Jason Thibeault, who blogs as Lousy Canuck at Freethought Blogs, posted yesterday asking something along these lines: Are universal statements always a problem? His answer: maybe. He says:
It occurs to me that many (“ALL!” “Shh.”) of our problems around these parts viz every new conflagration, from our recent conversation with Mallorie Nasrallah, to thestatement by DJ Grothe that we only blog about controversial topics for hits, to the pushback against a Rebecca Watson blog title as though it meant she hates all atheists, is the fact that we as skeptics seem to have a problem with blanket universals even when they are not intended as universals. They are the quickest single thing you can do to engender hatred amongst your commentariat.
Much of the problem with Mallorie’s open letter to the skeptical community has to do with the universal statement that skeptics “shouldn’t change for anyone”. While she claims she wrote the letter solely for the purpose of expressing her own views of the community, she presented it in the midst of a number of controversies wherein people have been demonstrably misogynistic to bloggers like Greta Christina or new women in the community like the 15 year old Lunam on r/atheism. This caused some outrage in the context of the greater fight we’ve been waging — the fight against entrenched sexism in our communities.
For context, I always use the plural for communities because neither atheism nor skepticism have a single overarching community, much less a greater community for either one. We have a set of loosely allied communities, each manifesting their own sets of values and beliefs. The commenters and bloggers at Freethought Blogs appear to have clustered around beliefs in humanism as well as skepticism and atheism, and will fight a misogynist comment as quickly as a creationist or woo-peddling one. I don’t believe that the levels of sexism in our collective online communities are very different from the background of the internet as a whole, no matter how much of a safe space we’ve carved out here. However, there are three things that are important and mitigating factors to that blanket statement about the levels of sexism.
1: The internet is, as a whole, a far cruder and crasser place than real life, owing largely to anonymity and the Greater Interent Fuckwad Theory.
2: Our real-life meatspace communities are very often being organized via the internet, so there’s a lot of overlap between what goes on in meatspace and what came from the internet to begin with.
3: we have experienced by my estimation a significant amount more pushback than most other communities built around other topics, against the very idea that people shouldn’t use sexist slurs at women, or treat women like they’re just there as dating pool material, because either of those are likely to result in women who might otherwise participate bleeding away from our communities.

--*--

→ Problems and tasks
1) Name every person the excerpt on universal statements mentions by name.
2) In the excerpt on universal statements, why does the writer always use the plural "communities"?
3) Write out the stretch of the excerpt on universal statements from "For context, I" through "levels of sexism.".

→ Listed entries

--*--

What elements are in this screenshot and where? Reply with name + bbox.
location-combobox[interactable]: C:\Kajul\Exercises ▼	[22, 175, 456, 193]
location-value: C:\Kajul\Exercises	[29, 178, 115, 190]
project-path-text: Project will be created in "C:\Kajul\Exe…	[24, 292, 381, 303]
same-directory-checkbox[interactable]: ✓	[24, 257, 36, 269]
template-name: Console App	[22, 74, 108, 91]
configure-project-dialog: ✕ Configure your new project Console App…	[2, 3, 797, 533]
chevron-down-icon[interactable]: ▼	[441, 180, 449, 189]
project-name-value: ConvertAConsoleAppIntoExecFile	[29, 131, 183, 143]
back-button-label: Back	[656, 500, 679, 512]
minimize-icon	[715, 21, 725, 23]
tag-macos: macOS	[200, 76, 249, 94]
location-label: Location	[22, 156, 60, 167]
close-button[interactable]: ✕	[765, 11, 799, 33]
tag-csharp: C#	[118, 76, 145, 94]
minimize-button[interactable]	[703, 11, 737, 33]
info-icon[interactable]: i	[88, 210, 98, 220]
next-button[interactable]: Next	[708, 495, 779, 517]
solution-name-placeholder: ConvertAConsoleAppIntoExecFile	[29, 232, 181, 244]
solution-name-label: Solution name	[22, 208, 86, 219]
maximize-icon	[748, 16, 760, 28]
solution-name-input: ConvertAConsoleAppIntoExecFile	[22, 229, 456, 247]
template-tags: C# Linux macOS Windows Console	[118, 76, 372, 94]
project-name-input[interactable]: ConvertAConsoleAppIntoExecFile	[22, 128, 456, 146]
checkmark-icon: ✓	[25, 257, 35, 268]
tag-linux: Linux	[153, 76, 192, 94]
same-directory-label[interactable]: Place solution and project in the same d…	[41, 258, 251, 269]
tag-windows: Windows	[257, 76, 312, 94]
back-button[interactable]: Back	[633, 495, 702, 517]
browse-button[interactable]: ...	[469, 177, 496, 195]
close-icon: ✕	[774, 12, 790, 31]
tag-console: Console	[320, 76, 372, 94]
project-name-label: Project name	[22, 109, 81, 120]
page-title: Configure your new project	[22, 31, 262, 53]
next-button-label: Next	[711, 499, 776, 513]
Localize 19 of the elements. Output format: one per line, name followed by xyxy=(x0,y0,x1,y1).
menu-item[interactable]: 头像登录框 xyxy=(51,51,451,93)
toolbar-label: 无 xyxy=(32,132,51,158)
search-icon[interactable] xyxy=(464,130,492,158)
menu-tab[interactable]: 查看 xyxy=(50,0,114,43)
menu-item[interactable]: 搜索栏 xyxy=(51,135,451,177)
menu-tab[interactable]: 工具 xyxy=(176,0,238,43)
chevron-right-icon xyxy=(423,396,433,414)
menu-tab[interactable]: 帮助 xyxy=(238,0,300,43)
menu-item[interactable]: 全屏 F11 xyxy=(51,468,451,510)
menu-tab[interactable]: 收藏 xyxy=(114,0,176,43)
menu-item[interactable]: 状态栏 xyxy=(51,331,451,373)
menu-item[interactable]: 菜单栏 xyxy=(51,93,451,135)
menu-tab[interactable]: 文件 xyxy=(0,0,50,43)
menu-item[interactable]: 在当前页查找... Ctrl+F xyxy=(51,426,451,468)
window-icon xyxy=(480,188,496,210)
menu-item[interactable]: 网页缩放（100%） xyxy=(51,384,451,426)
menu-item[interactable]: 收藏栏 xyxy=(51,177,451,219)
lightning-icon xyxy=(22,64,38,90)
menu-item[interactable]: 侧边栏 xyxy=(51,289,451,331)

--*--

→ Solutions to the tasks
1) Jason Thibeault, Mallorie Nasrallah, DJ Grothe, Rebecca Watson, Greta Christina, Lunam

2) Neither atheism nor skepticism has a single overarching community.

3)
For context, I always use the plural for communities because neither atheism nor skepticism have a single overarching community, much less a greater community for either one. We have a set of loosely allied communities, each manifesting their own sets of values and beliefs. The commenters and bloggers at Freethought Blogs appear to have clustered around beliefs in humanism as well as skepticism and atheism, and will fight a misogynist comment as quickly as a creationist or woo-peddling one. I don’t believe that the levels of sexism in our collective online communities are very different from the background of the internet as a whole, no matter how much of a safe space we’ve carved out here. However, there are three things that are important and mitigating factors to that blanket statement about the levels of sexism.